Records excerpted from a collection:

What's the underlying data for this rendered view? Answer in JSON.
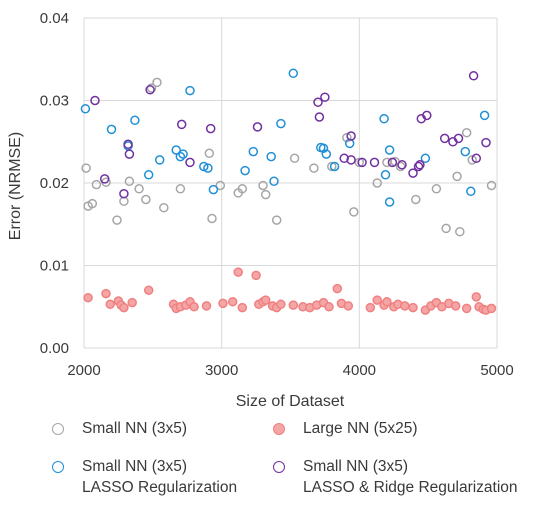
{
  "chart_data": {
    "type": "scatter",
    "xlabel": "Size of Dataset",
    "ylabel": "Error (NRMSE)",
    "xlim": [
      2000,
      5000
    ],
    "ylim": [
      0,
      0.04
    ],
    "x_ticks": [
      "2000",
      "3000",
      "4000",
      "5000"
    ],
    "y_ticks": [
      "0.00",
      "0.01",
      "0.02",
      "0.03",
      "0.04"
    ],
    "grid": true,
    "legend_position": "bottom",
    "series": [
      {
        "name": "Small NN (3x5)",
        "color": "#a6a6a6",
        "fill": "none",
        "points": [
          [
            2015,
            0.0218
          ],
          [
            2030,
            0.0172
          ],
          [
            2060,
            0.0175
          ],
          [
            2090,
            0.0198
          ],
          [
            2160,
            0.0201
          ],
          [
            2240,
            0.0155
          ],
          [
            2290,
            0.0178
          ],
          [
            2330,
            0.0202
          ],
          [
            2400,
            0.0193
          ],
          [
            2450,
            0.018
          ],
          [
            2490,
            0.0315
          ],
          [
            2530,
            0.0322
          ],
          [
            2580,
            0.017
          ],
          [
            2700,
            0.0193
          ],
          [
            2910,
            0.0236
          ],
          [
            2930,
            0.0157
          ],
          [
            2990,
            0.0197
          ],
          [
            3120,
            0.0188
          ],
          [
            3150,
            0.0193
          ],
          [
            3300,
            0.0197
          ],
          [
            3320,
            0.0186
          ],
          [
            3400,
            0.0155
          ],
          [
            3530,
            0.023
          ],
          [
            3670,
            0.0218
          ],
          [
            3800,
            0.022
          ],
          [
            3910,
            0.0255
          ],
          [
            3960,
            0.0165
          ],
          [
            4000,
            0.0225
          ],
          [
            4130,
            0.02
          ],
          [
            4200,
            0.0225
          ],
          [
            4260,
            0.0226
          ],
          [
            4300,
            0.022
          ],
          [
            4410,
            0.018
          ],
          [
            4560,
            0.0193
          ],
          [
            4630,
            0.0145
          ],
          [
            4710,
            0.0208
          ],
          [
            4730,
            0.0141
          ],
          [
            4780,
            0.0261
          ],
          [
            4820,
            0.0228
          ],
          [
            4960,
            0.0197
          ]
        ]
      },
      {
        "name": "Large NN (5x25)",
        "color": "#f08080",
        "fill": "#f4a6a6",
        "points": [
          [
            2030,
            0.0061
          ],
          [
            2160,
            0.0066
          ],
          [
            2190,
            0.0053
          ],
          [
            2250,
            0.0057
          ],
          [
            2270,
            0.0052
          ],
          [
            2290,
            0.0049
          ],
          [
            2350,
            0.0055
          ],
          [
            2470,
            0.007
          ],
          [
            2650,
            0.0053
          ],
          [
            2670,
            0.0048
          ],
          [
            2700,
            0.005
          ],
          [
            2740,
            0.0052
          ],
          [
            2770,
            0.0056
          ],
          [
            2800,
            0.005
          ],
          [
            2890,
            0.0051
          ],
          [
            3010,
            0.0054
          ],
          [
            3080,
            0.0056
          ],
          [
            3120,
            0.0092
          ],
          [
            3150,
            0.0049
          ],
          [
            3250,
            0.0088
          ],
          [
            3270,
            0.0053
          ],
          [
            3300,
            0.0056
          ],
          [
            3320,
            0.0058
          ],
          [
            3370,
            0.0051
          ],
          [
            3400,
            0.0049
          ],
          [
            3430,
            0.0053
          ],
          [
            3520,
            0.0052
          ],
          [
            3590,
            0.005
          ],
          [
            3640,
            0.0049
          ],
          [
            3690,
            0.0052
          ],
          [
            3740,
            0.0055
          ],
          [
            3780,
            0.005
          ],
          [
            3840,
            0.0072
          ],
          [
            3870,
            0.0054
          ],
          [
            3920,
            0.0051
          ],
          [
            4080,
            0.0049
          ],
          [
            4130,
            0.0058
          ],
          [
            4180,
            0.0052
          ],
          [
            4200,
            0.0056
          ],
          [
            4250,
            0.005
          ],
          [
            4280,
            0.0053
          ],
          [
            4330,
            0.0051
          ],
          [
            4390,
            0.0049
          ],
          [
            4480,
            0.0046
          ],
          [
            4520,
            0.0051
          ],
          [
            4560,
            0.0055
          ],
          [
            4600,
            0.005
          ],
          [
            4650,
            0.0054
          ],
          [
            4700,
            0.0051
          ],
          [
            4780,
            0.0048
          ],
          [
            4850,
            0.0062
          ],
          [
            4870,
            0.005
          ],
          [
            4900,
            0.0047
          ],
          [
            4920,
            0.0046
          ],
          [
            4960,
            0.0048
          ]
        ]
      },
      {
        "name": "Small NN (3x5)\nLASSO Regularization",
        "color": "#1f8fd6",
        "fill": "none",
        "points": [
          [
            2010,
            0.029
          ],
          [
            2200,
            0.0265
          ],
          [
            2320,
            0.0245
          ],
          [
            2370,
            0.0276
          ],
          [
            2470,
            0.021
          ],
          [
            2550,
            0.0228
          ],
          [
            2670,
            0.024
          ],
          [
            2700,
            0.0232
          ],
          [
            2720,
            0.0235
          ],
          [
            2770,
            0.0312
          ],
          [
            2870,
            0.022
          ],
          [
            2900,
            0.0218
          ],
          [
            2940,
            0.0192
          ],
          [
            3170,
            0.0215
          ],
          [
            3230,
            0.0238
          ],
          [
            3360,
            0.0232
          ],
          [
            3380,
            0.0202
          ],
          [
            3430,
            0.0272
          ],
          [
            3520,
            0.0333
          ],
          [
            3720,
            0.0243
          ],
          [
            3740,
            0.0242
          ],
          [
            3760,
            0.0235
          ],
          [
            3820,
            0.022
          ],
          [
            3930,
            0.0248
          ],
          [
            4180,
            0.0278
          ],
          [
            4190,
            0.021
          ],
          [
            4220,
            0.024
          ],
          [
            4220,
            0.0177
          ],
          [
            4480,
            0.023
          ],
          [
            4770,
            0.0238
          ],
          [
            4810,
            0.019
          ],
          [
            4910,
            0.0282
          ]
        ]
      },
      {
        "name": "Small NN (3x5)\nLASSO & Ridge Regularization",
        "color": "#7030a0",
        "fill": "none",
        "points": [
          [
            2080,
            0.03
          ],
          [
            2150,
            0.0205
          ],
          [
            2290,
            0.0187
          ],
          [
            2320,
            0.0247
          ],
          [
            2330,
            0.0235
          ],
          [
            2480,
            0.0313
          ],
          [
            2710,
            0.0271
          ],
          [
            2770,
            0.0225
          ],
          [
            2920,
            0.0266
          ],
          [
            3260,
            0.0268
          ],
          [
            3700,
            0.0298
          ],
          [
            3710,
            0.028
          ],
          [
            3750,
            0.0304
          ],
          [
            3890,
            0.023
          ],
          [
            3940,
            0.0257
          ],
          [
            3940,
            0.0228
          ],
          [
            4020,
            0.0225
          ],
          [
            4110,
            0.0225
          ],
          [
            4240,
            0.0225
          ],
          [
            4310,
            0.0222
          ],
          [
            4390,
            0.0212
          ],
          [
            4430,
            0.022
          ],
          [
            4440,
            0.0222
          ],
          [
            4450,
            0.0278
          ],
          [
            4490,
            0.0282
          ],
          [
            4620,
            0.0254
          ],
          [
            4680,
            0.025
          ],
          [
            4720,
            0.0254
          ],
          [
            4830,
            0.033
          ],
          [
            4850,
            0.023
          ],
          [
            4920,
            0.0249
          ]
        ]
      }
    ]
  }
}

Given exercise: Collect the lines of the records that include the string "color".

Exercise solution:
        "color": "#a6a6a6",
        "color": "#f08080",
        "color": "#1f8fd6",
        "color": "#7030a0",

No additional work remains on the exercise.